### Short problem
Give nothing except the number of lines containing the word "Python".

BEGIN Given records

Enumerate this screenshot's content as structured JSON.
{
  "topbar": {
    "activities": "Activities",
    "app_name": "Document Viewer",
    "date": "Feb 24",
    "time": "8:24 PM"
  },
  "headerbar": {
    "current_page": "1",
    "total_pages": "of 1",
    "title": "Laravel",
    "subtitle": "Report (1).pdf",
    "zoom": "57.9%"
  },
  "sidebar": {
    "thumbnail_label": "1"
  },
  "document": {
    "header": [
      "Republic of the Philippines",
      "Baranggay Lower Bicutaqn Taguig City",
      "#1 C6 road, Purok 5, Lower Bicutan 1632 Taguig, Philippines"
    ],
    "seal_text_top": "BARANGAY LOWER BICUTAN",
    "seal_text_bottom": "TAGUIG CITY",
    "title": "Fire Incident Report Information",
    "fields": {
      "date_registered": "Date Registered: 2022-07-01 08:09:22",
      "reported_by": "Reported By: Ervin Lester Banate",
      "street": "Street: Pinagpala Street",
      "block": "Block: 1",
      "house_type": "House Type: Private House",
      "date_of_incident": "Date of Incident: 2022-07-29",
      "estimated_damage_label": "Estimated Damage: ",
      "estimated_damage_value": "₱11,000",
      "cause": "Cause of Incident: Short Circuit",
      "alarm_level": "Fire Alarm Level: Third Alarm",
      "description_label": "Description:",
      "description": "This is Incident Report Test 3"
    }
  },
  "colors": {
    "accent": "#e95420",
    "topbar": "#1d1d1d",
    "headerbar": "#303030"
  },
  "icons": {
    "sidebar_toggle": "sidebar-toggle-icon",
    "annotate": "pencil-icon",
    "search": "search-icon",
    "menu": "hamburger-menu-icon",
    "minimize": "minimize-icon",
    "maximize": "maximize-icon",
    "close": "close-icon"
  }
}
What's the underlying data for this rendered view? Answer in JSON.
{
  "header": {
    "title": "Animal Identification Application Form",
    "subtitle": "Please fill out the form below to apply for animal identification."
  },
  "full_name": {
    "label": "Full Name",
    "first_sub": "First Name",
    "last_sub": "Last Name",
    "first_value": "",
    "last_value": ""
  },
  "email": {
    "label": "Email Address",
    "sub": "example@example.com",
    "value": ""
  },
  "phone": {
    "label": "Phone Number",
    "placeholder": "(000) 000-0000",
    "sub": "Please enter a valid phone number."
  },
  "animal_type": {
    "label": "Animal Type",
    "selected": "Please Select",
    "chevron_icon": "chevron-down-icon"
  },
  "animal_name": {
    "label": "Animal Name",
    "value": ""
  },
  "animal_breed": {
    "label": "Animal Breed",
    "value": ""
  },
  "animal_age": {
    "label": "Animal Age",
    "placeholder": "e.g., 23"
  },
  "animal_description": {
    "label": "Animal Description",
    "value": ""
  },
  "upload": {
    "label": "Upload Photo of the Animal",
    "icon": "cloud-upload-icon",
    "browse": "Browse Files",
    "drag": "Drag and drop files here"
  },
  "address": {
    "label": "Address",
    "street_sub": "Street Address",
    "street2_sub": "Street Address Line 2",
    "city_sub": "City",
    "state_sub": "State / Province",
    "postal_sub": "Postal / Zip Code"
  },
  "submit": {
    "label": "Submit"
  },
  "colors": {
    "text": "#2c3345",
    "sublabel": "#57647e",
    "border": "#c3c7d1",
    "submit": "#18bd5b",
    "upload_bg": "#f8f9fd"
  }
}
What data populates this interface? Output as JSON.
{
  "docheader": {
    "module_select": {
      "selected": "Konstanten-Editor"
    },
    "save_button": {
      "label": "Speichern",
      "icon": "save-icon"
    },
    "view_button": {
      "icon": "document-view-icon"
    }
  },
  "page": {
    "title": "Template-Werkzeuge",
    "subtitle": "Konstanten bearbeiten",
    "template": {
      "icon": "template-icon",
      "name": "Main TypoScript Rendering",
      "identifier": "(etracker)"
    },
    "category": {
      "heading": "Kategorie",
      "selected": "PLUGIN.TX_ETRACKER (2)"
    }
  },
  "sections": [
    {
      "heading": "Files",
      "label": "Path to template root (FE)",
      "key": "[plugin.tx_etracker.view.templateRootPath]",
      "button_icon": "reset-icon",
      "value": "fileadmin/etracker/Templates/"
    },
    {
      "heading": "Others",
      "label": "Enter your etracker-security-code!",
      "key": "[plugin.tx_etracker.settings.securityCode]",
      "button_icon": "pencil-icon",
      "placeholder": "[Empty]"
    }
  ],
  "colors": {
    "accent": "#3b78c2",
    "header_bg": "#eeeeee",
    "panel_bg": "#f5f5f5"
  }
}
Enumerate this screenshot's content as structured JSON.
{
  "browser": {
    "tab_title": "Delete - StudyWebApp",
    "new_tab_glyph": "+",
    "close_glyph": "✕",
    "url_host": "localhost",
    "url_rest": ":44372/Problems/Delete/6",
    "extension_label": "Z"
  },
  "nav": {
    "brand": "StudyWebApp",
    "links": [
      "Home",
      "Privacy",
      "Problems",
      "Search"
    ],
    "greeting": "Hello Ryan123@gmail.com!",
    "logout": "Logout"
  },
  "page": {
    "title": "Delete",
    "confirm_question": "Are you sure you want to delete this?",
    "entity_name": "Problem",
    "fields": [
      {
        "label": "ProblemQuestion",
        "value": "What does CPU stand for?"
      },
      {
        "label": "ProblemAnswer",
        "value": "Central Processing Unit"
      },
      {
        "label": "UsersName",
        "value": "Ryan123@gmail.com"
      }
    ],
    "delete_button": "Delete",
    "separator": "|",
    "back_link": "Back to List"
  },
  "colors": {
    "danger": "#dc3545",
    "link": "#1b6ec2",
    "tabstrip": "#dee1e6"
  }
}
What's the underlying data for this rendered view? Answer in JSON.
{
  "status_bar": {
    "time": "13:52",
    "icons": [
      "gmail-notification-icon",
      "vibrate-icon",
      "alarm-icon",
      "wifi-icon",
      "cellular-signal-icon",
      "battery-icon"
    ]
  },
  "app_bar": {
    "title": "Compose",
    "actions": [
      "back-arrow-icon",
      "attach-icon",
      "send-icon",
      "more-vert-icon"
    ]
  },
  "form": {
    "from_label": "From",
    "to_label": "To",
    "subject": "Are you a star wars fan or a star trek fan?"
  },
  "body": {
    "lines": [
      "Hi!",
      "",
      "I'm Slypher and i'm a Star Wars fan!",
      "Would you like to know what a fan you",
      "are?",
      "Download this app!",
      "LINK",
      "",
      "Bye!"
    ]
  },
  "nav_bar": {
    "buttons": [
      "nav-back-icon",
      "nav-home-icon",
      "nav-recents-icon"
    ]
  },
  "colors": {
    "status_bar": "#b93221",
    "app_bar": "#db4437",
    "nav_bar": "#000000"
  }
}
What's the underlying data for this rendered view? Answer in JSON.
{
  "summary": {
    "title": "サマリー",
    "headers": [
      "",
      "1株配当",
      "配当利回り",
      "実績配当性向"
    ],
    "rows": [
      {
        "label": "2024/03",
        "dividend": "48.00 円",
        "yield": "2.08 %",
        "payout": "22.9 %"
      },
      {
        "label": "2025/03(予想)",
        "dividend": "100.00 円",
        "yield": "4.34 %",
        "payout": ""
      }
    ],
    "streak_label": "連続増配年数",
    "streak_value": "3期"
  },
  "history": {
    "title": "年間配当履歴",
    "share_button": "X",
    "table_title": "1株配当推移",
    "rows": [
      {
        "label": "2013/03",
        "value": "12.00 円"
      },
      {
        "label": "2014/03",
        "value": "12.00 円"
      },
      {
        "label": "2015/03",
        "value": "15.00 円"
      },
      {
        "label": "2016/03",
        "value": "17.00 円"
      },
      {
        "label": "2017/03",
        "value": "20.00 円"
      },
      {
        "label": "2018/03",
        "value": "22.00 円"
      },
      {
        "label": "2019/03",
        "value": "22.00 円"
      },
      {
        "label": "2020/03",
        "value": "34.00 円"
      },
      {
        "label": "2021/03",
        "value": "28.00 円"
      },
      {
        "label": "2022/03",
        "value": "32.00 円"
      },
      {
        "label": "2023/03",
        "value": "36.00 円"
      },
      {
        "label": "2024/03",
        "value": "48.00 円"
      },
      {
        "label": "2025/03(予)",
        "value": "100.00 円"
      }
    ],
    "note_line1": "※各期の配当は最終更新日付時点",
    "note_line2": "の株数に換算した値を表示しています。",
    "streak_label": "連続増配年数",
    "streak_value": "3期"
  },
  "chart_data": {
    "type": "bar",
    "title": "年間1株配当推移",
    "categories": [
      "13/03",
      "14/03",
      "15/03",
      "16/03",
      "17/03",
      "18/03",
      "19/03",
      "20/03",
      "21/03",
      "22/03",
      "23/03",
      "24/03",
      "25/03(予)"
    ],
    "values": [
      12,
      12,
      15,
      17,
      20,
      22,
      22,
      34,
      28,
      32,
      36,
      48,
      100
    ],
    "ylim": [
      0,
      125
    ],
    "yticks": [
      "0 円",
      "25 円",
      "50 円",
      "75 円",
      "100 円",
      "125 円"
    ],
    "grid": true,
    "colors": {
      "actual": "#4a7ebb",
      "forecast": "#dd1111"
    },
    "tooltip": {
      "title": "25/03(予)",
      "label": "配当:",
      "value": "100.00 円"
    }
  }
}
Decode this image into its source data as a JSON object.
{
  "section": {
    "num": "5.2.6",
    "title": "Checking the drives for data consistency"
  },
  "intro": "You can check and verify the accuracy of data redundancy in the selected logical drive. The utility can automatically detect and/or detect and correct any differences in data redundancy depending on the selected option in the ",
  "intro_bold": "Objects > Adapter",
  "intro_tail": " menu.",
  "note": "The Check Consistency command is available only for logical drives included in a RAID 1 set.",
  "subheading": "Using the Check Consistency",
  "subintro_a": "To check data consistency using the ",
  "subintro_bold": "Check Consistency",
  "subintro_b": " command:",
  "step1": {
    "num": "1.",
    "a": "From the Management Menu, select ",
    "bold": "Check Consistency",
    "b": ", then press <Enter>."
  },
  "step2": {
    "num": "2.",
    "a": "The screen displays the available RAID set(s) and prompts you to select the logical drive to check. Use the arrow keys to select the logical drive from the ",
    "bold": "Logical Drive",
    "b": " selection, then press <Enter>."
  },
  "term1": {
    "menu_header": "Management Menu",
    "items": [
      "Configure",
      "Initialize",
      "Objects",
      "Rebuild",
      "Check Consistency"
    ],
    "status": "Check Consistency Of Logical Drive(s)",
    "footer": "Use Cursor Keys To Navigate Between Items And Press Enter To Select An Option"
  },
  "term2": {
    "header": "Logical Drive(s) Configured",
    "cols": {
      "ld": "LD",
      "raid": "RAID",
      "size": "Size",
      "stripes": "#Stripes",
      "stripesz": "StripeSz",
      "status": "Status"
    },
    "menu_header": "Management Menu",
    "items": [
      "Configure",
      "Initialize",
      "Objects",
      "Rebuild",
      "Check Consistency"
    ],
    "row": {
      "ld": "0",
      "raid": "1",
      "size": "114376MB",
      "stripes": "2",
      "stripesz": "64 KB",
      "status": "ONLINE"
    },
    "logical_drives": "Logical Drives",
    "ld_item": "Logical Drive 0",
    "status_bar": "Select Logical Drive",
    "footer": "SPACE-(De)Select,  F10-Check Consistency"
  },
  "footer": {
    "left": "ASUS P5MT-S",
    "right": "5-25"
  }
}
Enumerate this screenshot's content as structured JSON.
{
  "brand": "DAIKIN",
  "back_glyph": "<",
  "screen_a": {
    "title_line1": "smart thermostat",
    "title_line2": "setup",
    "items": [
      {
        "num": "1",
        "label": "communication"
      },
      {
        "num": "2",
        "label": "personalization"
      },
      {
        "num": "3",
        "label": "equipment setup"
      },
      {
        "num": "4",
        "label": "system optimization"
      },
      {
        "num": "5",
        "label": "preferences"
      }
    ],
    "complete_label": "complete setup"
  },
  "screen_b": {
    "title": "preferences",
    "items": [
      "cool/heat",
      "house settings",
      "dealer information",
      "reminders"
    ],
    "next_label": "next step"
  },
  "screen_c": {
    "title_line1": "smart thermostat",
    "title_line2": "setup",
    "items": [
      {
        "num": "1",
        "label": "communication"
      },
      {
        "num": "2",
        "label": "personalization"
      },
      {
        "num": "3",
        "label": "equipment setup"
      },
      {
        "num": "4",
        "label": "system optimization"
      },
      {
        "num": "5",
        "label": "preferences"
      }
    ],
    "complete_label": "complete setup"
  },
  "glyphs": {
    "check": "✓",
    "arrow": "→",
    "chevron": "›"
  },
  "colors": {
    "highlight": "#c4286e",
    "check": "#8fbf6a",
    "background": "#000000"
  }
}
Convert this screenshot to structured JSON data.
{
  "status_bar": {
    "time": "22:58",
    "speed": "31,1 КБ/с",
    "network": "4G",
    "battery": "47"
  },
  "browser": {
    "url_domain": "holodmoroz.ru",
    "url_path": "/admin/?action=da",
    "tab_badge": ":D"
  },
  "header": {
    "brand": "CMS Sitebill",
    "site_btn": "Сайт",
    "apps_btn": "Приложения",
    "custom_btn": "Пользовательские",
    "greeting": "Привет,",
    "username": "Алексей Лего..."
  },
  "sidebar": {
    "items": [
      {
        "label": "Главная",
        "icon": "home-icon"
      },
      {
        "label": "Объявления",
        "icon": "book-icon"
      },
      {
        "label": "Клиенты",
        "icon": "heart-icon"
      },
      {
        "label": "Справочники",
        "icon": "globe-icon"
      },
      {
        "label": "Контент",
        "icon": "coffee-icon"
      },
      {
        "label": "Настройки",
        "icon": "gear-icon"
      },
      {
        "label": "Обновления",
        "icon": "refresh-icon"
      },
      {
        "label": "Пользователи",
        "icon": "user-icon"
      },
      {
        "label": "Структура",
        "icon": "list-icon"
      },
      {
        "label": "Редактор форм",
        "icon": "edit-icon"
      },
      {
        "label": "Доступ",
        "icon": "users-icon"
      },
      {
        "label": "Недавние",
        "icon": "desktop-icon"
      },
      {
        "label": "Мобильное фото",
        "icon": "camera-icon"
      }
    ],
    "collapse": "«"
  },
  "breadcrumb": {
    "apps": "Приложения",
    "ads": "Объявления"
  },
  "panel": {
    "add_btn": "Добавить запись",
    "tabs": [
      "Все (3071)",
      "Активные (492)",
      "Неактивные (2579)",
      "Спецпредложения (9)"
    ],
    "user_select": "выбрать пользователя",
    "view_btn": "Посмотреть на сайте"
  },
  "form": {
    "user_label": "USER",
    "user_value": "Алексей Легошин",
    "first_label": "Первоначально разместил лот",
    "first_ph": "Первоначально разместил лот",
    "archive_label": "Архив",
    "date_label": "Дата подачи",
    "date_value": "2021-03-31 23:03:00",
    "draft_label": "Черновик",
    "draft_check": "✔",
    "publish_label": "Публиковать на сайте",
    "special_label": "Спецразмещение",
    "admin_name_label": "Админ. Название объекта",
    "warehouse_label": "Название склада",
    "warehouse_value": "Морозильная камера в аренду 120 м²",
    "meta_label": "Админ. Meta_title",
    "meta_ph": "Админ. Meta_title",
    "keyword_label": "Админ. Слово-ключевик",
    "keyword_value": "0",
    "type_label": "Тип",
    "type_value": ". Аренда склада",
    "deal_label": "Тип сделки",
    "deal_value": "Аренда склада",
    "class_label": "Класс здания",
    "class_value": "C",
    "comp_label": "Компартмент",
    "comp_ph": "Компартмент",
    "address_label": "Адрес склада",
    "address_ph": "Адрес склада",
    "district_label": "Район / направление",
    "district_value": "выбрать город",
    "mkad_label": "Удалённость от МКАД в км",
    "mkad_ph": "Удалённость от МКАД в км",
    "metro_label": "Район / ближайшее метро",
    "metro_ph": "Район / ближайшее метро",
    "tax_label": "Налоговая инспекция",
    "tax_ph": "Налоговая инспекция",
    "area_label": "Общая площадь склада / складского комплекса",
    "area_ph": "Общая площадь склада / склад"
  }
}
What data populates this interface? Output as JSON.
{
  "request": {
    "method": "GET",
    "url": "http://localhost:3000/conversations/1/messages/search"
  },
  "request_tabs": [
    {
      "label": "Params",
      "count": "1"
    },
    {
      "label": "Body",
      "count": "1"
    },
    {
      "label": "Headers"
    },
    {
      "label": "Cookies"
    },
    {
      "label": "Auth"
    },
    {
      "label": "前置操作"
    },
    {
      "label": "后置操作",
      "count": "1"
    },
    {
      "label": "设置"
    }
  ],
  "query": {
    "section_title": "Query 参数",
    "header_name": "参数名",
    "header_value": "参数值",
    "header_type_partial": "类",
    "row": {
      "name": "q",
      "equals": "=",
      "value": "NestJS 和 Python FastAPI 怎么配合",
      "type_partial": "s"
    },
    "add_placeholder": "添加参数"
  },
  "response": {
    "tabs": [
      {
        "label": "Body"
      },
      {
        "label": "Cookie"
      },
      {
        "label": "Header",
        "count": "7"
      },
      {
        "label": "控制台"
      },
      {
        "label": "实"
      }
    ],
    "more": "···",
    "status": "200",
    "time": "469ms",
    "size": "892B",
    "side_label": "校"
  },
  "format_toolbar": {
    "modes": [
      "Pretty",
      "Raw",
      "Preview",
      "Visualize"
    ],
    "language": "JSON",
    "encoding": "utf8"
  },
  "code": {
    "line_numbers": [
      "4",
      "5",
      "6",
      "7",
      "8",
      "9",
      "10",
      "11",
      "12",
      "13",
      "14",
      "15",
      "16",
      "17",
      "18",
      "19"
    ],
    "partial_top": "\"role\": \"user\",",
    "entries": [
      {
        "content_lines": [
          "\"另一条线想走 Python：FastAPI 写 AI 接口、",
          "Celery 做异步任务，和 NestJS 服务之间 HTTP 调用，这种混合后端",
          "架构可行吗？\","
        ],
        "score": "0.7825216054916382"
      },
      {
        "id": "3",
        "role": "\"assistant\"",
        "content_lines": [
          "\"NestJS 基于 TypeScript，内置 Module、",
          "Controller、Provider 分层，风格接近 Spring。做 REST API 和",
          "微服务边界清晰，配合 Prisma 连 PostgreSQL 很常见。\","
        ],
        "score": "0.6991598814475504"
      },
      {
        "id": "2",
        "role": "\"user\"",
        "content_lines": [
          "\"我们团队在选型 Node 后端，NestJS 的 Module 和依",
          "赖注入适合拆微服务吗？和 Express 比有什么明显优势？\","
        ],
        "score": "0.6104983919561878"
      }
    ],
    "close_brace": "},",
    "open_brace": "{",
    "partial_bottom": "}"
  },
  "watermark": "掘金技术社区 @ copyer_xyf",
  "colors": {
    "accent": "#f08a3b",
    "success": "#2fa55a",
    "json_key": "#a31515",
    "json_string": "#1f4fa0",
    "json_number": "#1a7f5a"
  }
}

END Given records

### Exercise result
2